## EXERCISE
From the entries below, gather each line containing the word "text".
Start of GIVEN DATA
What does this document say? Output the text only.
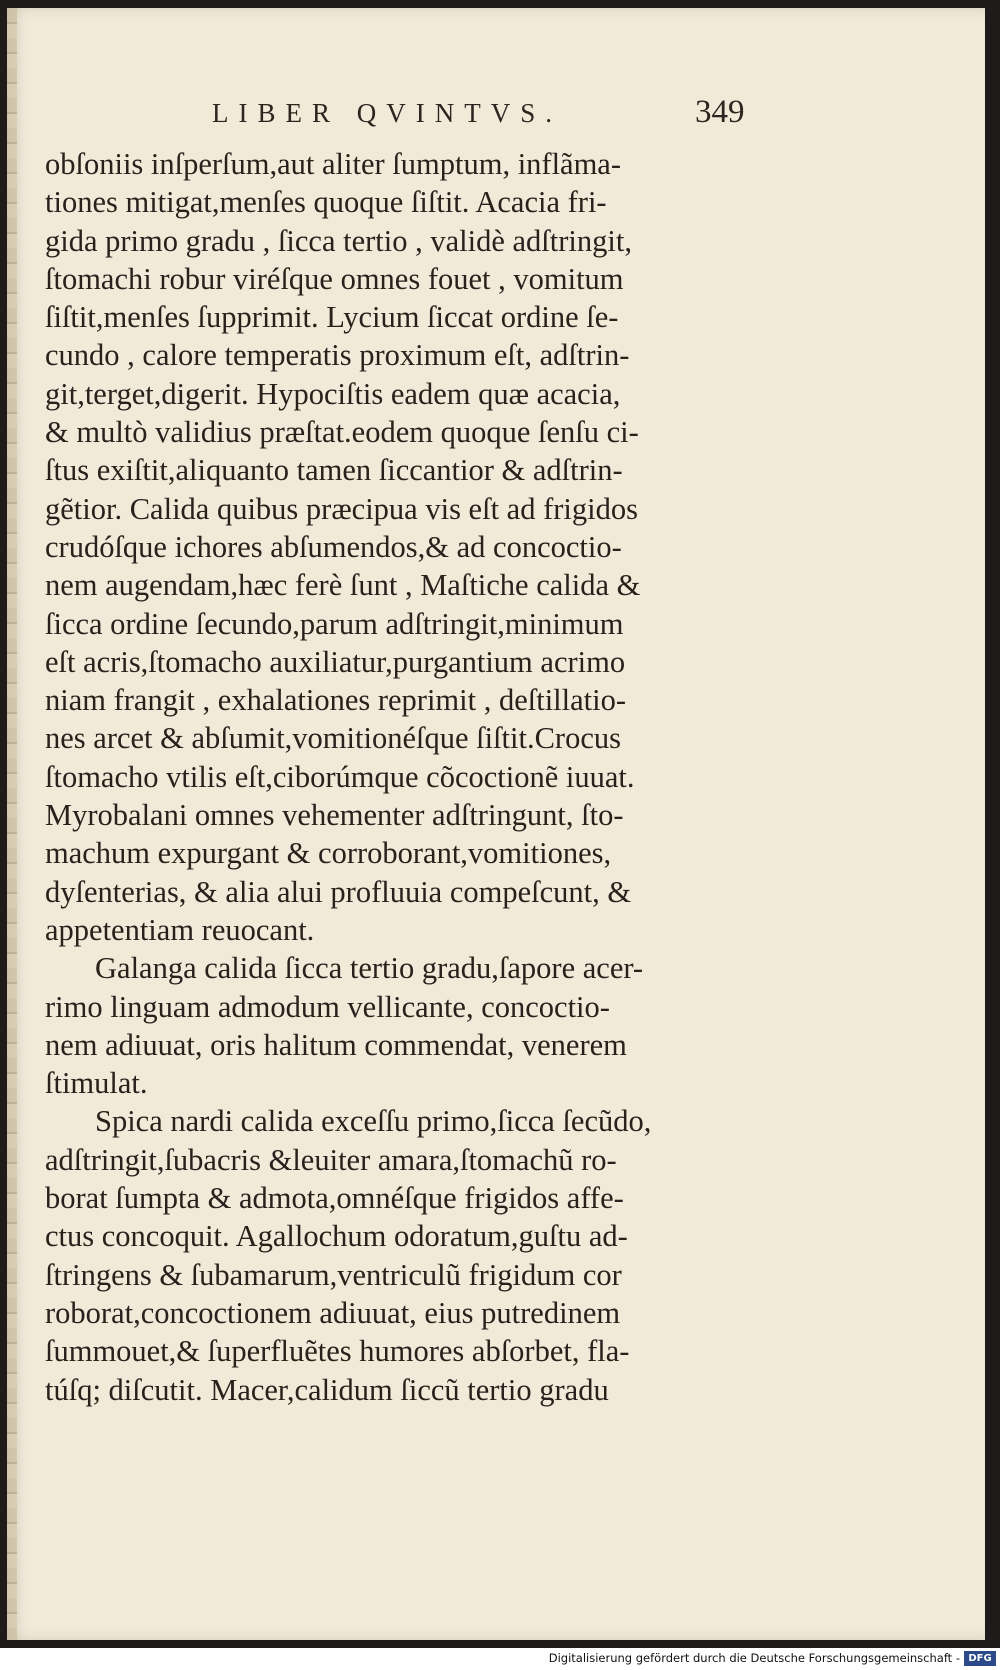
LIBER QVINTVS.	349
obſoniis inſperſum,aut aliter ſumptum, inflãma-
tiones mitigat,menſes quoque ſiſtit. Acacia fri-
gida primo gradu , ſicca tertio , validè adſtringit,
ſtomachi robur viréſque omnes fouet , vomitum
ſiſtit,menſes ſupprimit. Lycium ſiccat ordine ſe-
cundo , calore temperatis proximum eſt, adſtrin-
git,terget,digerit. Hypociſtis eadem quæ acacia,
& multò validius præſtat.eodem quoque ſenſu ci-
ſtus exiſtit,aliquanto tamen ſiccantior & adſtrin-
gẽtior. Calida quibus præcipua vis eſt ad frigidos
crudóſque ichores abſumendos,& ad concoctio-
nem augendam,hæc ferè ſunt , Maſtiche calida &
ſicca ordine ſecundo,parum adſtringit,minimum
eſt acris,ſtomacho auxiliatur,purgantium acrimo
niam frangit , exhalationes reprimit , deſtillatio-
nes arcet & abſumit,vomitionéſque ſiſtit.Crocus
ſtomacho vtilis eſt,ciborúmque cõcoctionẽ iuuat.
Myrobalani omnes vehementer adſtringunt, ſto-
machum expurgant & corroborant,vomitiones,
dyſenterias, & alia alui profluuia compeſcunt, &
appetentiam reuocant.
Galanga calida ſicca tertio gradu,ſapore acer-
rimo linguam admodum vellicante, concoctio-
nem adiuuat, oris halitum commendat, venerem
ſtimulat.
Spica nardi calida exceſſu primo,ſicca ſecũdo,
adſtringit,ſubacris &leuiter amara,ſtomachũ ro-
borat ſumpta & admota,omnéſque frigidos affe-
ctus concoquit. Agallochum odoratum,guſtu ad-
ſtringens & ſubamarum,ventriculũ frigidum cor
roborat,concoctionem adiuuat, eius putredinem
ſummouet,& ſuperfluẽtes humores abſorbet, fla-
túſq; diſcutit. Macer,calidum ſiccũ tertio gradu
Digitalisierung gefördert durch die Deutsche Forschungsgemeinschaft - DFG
End of GIVEN DATA
Start of GIVEN DATA
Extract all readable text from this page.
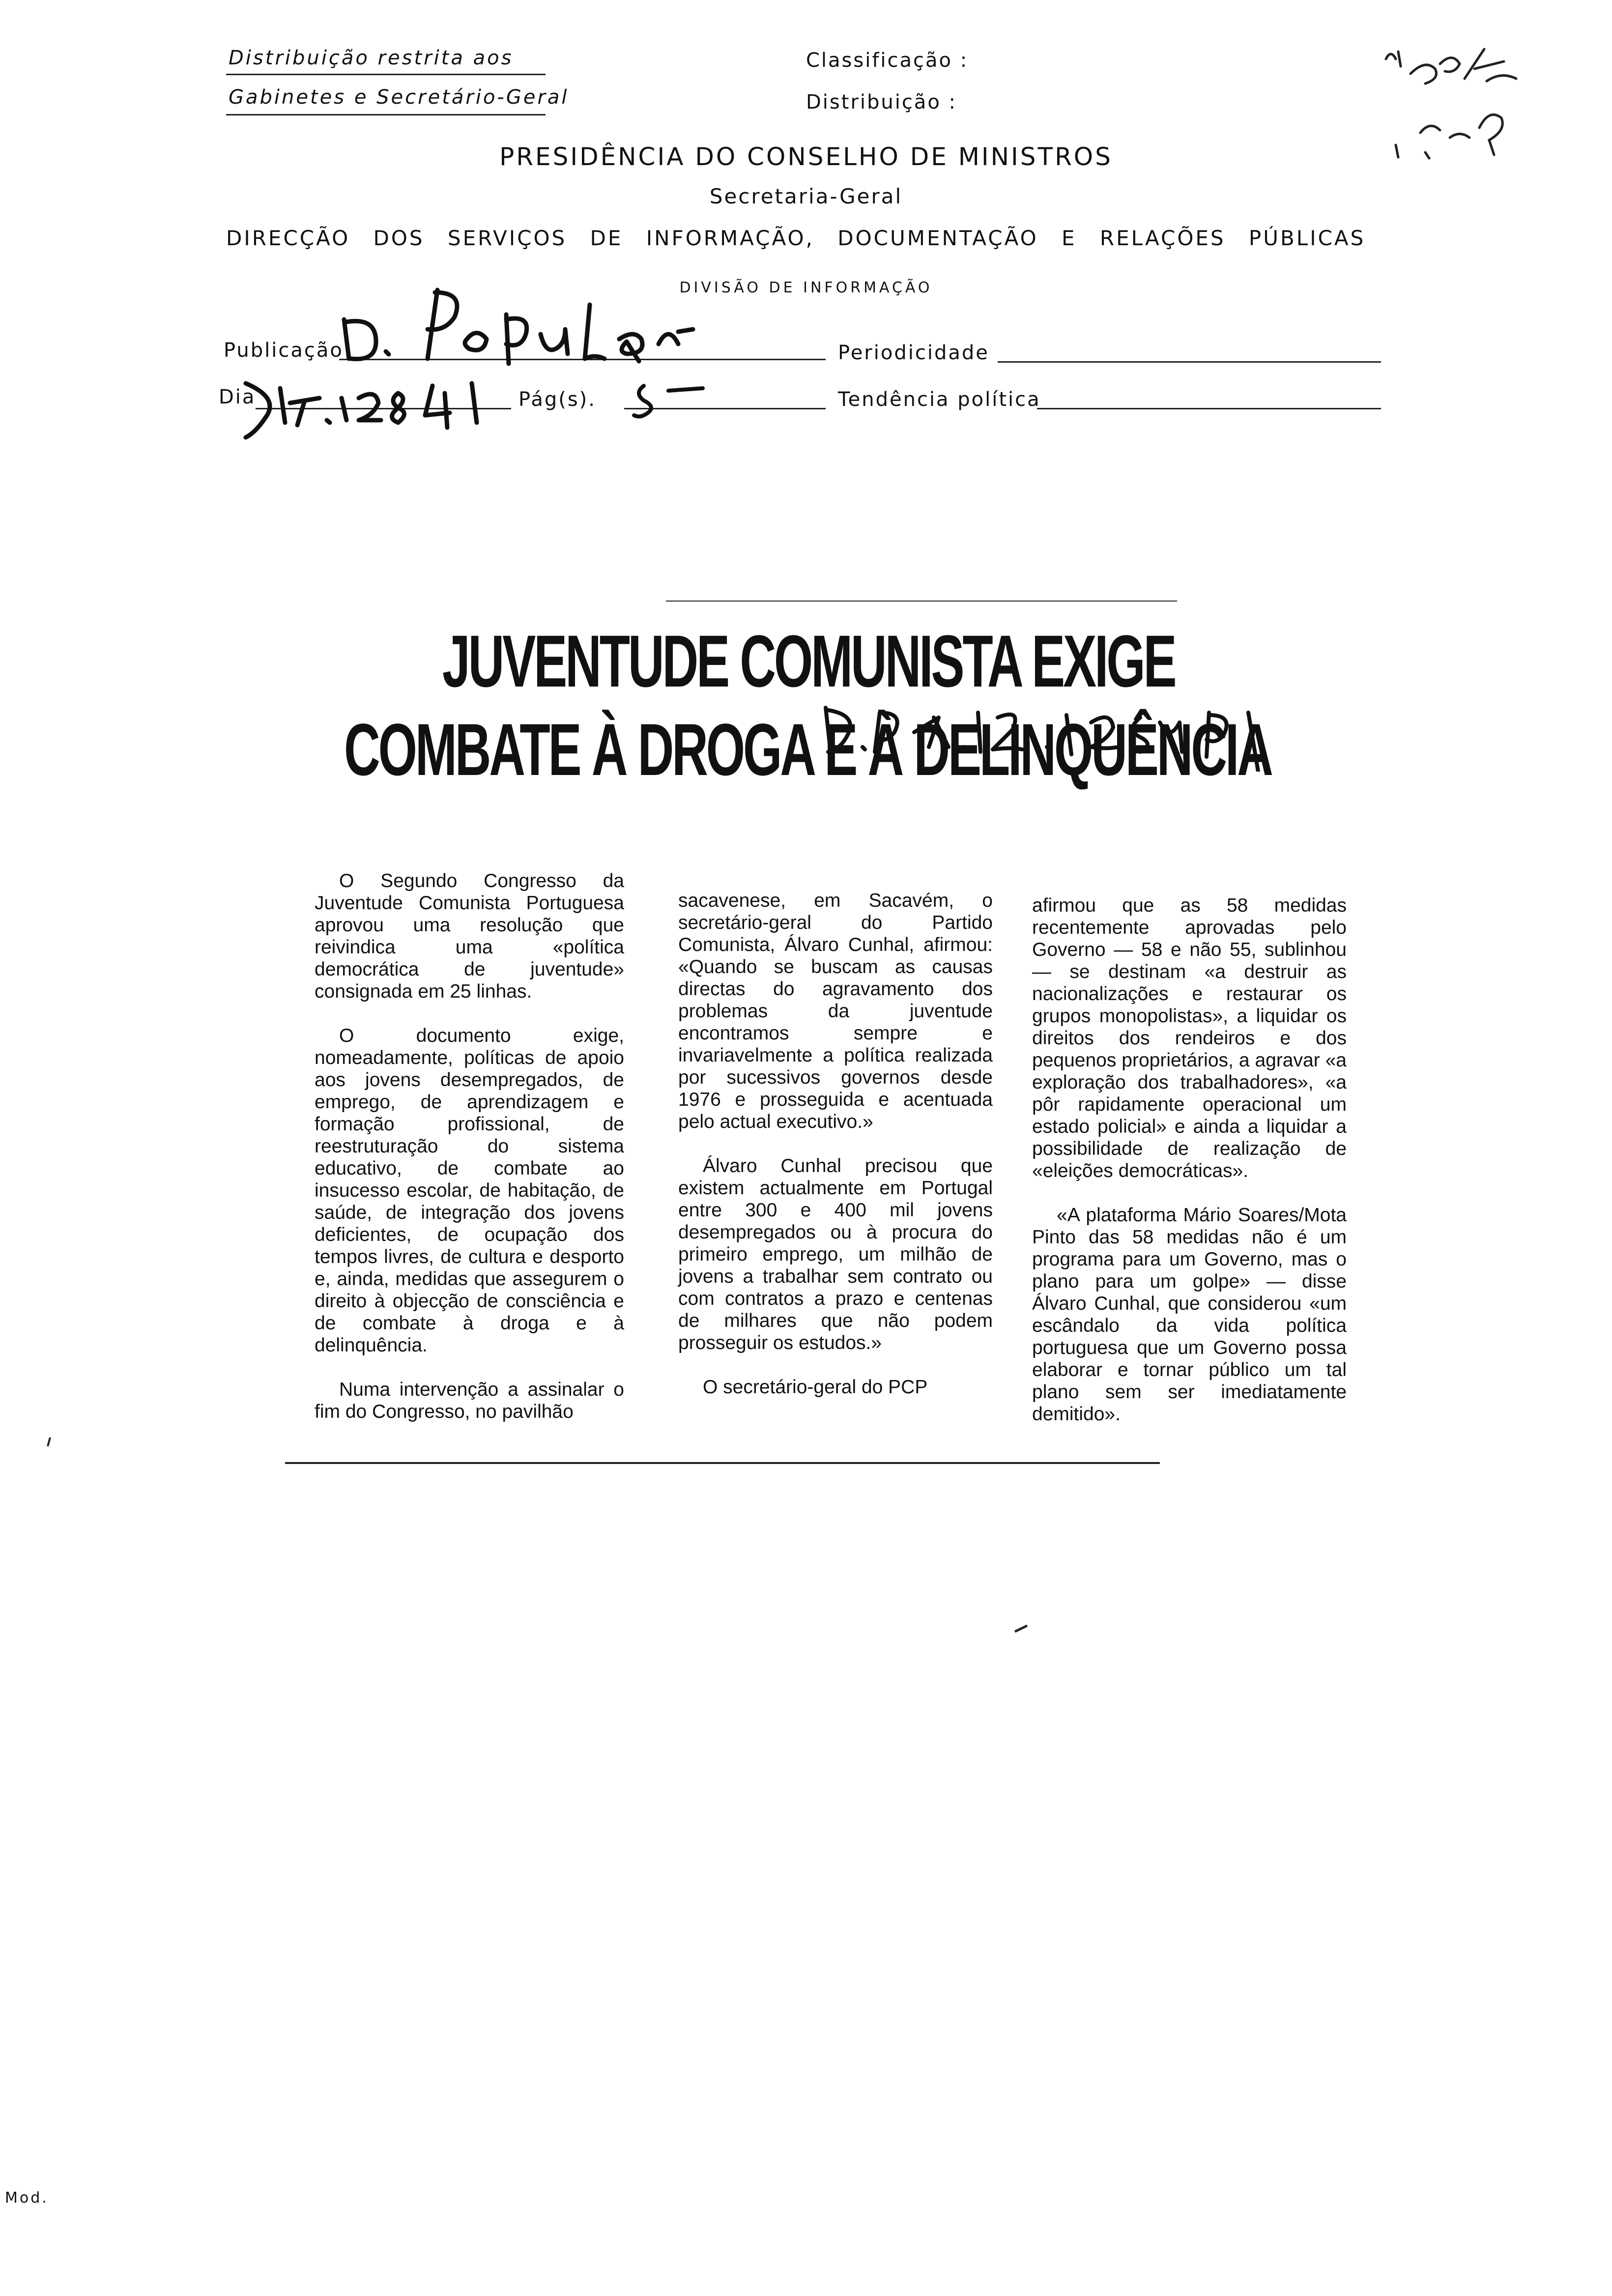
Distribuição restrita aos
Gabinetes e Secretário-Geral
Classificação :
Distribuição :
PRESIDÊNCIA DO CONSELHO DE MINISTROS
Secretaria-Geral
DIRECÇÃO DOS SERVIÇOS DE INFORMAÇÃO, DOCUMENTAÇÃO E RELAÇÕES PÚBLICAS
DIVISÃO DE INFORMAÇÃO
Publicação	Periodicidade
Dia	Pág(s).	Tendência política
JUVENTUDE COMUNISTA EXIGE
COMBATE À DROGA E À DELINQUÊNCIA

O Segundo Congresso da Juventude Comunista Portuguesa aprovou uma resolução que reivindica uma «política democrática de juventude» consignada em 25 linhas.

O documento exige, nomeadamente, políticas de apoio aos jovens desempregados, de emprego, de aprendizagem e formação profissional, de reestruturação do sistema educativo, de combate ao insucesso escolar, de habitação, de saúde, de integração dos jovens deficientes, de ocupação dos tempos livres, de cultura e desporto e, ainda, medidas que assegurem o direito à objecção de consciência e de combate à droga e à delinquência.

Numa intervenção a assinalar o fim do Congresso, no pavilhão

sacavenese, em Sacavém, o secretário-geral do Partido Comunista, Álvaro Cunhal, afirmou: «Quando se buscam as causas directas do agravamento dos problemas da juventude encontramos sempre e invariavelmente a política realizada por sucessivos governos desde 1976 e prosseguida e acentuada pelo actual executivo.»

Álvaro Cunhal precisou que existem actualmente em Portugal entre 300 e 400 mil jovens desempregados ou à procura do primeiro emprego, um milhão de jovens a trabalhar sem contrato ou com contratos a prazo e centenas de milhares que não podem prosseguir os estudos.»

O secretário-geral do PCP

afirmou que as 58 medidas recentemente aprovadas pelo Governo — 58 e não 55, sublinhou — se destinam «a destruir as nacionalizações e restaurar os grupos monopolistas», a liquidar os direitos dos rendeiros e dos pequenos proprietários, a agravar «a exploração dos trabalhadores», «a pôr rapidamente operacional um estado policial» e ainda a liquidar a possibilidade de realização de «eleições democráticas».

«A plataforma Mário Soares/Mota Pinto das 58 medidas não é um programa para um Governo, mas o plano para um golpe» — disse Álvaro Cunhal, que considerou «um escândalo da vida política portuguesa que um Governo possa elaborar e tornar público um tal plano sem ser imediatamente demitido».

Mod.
End of GIVEN DATA
## EXERCISE RESPONSE
What does this document say? Output the text only.
Extract all readable text from this page.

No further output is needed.